- ASSIGNMENT -
Only a single number is expected: how many lines of the data hold the word "netto".
+++++
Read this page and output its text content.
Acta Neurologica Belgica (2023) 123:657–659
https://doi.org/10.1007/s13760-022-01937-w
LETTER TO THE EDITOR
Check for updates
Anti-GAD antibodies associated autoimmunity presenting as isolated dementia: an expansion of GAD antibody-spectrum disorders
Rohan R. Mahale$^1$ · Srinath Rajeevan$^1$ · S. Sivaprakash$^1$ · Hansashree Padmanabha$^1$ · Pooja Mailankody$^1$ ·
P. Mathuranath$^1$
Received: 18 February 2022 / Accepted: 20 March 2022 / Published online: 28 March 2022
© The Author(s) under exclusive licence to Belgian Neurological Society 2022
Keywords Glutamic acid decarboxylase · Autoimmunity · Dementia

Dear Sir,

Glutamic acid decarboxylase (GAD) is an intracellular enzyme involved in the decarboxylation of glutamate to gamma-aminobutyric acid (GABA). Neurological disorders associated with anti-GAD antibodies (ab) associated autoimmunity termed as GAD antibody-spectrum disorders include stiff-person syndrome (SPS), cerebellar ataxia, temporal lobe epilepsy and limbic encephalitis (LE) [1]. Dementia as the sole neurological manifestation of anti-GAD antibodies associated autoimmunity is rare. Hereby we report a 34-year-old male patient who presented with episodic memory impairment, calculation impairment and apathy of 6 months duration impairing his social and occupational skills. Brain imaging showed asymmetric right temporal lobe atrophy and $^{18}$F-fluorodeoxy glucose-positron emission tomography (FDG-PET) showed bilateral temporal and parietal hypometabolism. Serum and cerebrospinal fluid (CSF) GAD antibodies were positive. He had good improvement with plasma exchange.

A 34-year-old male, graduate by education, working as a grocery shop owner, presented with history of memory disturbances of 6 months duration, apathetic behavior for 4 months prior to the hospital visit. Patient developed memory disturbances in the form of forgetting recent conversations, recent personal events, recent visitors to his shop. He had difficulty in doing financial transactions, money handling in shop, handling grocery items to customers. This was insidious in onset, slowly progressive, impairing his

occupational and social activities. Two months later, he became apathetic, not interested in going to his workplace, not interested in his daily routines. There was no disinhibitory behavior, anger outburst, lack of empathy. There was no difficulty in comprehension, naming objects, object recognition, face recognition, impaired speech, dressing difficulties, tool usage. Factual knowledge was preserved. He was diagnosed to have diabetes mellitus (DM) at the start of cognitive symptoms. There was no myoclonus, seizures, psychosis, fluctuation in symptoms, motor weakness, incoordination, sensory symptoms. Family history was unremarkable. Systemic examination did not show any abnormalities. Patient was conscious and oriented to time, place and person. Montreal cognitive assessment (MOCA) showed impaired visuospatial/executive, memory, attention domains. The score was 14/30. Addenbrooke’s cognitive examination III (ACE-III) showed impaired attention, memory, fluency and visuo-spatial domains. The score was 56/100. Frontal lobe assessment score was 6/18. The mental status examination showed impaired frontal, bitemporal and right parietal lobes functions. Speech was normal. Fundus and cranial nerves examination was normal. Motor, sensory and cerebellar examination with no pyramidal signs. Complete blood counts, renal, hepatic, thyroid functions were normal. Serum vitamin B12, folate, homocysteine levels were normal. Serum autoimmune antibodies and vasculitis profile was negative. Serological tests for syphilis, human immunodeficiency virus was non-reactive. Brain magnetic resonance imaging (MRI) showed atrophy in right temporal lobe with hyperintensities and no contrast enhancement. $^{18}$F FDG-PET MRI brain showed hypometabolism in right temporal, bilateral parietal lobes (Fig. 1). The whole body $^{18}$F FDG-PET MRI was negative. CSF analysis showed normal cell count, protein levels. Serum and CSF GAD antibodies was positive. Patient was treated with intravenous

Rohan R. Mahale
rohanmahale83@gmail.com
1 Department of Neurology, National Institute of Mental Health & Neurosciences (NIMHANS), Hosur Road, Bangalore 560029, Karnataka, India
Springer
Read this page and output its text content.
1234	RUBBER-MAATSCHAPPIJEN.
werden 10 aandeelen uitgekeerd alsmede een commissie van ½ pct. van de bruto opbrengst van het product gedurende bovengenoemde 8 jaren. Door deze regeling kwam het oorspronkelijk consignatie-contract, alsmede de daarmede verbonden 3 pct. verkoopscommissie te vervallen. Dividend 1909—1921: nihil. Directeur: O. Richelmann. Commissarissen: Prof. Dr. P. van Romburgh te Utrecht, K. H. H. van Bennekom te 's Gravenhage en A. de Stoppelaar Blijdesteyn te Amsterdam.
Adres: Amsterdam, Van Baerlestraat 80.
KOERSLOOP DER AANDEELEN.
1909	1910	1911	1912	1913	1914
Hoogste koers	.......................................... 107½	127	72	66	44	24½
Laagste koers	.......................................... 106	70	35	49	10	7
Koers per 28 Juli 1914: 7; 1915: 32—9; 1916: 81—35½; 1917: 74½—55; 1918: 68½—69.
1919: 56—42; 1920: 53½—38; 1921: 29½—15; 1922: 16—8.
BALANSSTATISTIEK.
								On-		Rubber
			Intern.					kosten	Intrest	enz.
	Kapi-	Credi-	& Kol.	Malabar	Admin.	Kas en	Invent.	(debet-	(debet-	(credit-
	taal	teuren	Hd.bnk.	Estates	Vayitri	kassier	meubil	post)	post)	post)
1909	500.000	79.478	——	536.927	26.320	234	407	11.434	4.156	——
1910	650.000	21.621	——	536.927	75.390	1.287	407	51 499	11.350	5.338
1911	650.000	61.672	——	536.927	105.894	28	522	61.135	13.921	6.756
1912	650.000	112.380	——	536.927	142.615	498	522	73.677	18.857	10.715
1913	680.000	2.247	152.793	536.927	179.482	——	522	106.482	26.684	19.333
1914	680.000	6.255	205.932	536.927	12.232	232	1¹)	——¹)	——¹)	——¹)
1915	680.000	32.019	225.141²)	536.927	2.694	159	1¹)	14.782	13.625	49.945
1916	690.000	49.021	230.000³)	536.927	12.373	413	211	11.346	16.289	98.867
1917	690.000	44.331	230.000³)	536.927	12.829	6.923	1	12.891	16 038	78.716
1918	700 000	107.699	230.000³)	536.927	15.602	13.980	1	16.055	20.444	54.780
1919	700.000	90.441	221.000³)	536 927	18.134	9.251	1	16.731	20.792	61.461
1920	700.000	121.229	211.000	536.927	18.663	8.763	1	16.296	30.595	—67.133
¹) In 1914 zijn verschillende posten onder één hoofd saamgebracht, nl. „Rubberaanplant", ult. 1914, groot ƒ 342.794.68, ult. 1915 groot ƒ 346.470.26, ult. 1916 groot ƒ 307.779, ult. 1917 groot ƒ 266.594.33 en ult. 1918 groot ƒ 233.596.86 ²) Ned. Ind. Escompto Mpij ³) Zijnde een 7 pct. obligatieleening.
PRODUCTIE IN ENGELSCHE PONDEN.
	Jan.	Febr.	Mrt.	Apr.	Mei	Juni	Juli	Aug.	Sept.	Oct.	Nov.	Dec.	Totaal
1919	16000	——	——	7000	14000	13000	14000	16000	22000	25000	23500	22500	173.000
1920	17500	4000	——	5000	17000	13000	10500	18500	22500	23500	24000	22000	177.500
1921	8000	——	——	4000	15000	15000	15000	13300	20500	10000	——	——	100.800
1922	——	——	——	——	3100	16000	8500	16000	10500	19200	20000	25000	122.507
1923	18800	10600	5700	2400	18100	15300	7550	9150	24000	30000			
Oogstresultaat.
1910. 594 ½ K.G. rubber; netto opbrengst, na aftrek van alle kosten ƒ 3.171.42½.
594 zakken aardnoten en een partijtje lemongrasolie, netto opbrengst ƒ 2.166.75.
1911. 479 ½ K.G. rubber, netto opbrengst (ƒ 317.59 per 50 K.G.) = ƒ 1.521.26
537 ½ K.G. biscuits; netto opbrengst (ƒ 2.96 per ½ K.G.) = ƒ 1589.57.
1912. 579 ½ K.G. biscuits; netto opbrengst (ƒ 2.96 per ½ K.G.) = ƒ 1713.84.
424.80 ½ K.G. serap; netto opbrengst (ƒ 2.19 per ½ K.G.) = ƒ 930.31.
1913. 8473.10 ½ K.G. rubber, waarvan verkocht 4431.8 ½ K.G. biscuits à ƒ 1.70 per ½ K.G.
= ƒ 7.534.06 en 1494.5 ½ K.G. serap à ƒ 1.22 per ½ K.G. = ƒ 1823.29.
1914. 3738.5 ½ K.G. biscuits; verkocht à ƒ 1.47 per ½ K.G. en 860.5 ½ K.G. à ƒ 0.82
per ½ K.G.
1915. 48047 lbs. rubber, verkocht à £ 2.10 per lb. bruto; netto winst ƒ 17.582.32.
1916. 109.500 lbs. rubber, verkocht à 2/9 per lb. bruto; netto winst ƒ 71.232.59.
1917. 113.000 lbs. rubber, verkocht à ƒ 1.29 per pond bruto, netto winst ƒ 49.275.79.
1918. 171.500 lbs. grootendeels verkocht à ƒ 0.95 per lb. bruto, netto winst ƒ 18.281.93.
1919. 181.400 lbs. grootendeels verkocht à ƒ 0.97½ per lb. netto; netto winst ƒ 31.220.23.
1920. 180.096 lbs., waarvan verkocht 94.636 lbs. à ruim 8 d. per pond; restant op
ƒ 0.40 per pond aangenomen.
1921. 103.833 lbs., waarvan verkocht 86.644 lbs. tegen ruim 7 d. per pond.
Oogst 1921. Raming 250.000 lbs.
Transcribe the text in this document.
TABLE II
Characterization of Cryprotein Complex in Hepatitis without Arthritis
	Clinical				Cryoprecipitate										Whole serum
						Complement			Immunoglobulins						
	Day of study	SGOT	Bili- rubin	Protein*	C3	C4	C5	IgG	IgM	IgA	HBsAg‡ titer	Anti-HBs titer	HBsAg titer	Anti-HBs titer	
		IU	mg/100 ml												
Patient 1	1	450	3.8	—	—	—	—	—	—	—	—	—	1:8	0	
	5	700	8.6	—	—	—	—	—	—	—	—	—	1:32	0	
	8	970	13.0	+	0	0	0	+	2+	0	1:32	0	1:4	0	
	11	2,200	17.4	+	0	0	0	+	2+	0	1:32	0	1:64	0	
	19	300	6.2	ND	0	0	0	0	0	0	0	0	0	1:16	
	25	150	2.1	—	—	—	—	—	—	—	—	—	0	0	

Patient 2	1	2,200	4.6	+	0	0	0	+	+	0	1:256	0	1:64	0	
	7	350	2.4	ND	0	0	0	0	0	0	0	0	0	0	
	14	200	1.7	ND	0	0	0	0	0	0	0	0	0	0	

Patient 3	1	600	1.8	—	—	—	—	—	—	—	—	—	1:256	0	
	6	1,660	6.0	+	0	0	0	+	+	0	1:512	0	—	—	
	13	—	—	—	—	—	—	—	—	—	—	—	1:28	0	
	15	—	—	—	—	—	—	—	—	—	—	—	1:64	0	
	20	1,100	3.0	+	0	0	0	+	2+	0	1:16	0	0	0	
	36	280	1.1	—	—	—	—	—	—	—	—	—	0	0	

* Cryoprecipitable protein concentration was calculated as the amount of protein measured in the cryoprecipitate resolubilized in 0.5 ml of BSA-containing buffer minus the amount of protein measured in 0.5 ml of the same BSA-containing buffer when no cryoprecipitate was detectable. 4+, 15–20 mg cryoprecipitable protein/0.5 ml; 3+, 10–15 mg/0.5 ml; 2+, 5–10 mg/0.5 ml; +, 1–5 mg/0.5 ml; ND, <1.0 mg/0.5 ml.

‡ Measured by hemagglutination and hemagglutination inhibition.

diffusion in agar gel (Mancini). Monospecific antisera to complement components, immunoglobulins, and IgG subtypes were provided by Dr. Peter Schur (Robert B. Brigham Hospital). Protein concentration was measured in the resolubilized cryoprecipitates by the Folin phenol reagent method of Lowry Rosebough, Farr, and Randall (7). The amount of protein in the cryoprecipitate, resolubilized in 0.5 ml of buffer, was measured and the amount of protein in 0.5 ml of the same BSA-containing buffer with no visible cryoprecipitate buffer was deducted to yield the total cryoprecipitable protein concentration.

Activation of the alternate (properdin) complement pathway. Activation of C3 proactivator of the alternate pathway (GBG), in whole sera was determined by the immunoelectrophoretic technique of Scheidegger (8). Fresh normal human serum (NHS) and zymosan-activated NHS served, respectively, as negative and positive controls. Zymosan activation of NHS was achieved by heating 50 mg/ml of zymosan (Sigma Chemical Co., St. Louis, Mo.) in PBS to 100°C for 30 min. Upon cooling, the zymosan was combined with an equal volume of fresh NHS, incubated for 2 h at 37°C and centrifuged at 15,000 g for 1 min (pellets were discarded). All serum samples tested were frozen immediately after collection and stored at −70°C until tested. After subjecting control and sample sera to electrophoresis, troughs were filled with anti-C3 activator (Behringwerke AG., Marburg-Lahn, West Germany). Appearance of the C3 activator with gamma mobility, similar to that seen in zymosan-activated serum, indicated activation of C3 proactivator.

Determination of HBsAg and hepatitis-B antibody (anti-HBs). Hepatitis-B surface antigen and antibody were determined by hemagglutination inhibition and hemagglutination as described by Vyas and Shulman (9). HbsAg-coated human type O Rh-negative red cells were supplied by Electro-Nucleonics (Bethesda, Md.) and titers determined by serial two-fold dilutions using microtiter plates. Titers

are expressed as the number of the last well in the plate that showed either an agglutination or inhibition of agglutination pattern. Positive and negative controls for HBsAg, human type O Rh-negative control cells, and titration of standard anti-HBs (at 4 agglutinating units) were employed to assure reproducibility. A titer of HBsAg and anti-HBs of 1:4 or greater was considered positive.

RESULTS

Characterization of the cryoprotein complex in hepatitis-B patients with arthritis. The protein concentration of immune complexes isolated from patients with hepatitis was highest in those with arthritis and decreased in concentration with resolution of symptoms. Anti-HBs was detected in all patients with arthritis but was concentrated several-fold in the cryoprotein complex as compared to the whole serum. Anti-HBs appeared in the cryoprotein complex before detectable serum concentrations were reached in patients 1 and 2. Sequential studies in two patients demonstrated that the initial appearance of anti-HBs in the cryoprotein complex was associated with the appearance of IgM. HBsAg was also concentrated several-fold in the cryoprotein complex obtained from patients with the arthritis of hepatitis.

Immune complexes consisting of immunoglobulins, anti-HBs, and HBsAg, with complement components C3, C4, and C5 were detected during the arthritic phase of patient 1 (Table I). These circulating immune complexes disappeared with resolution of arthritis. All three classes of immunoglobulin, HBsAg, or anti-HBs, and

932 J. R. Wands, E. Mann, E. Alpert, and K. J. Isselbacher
+++++
- TASK SOLUTION -
11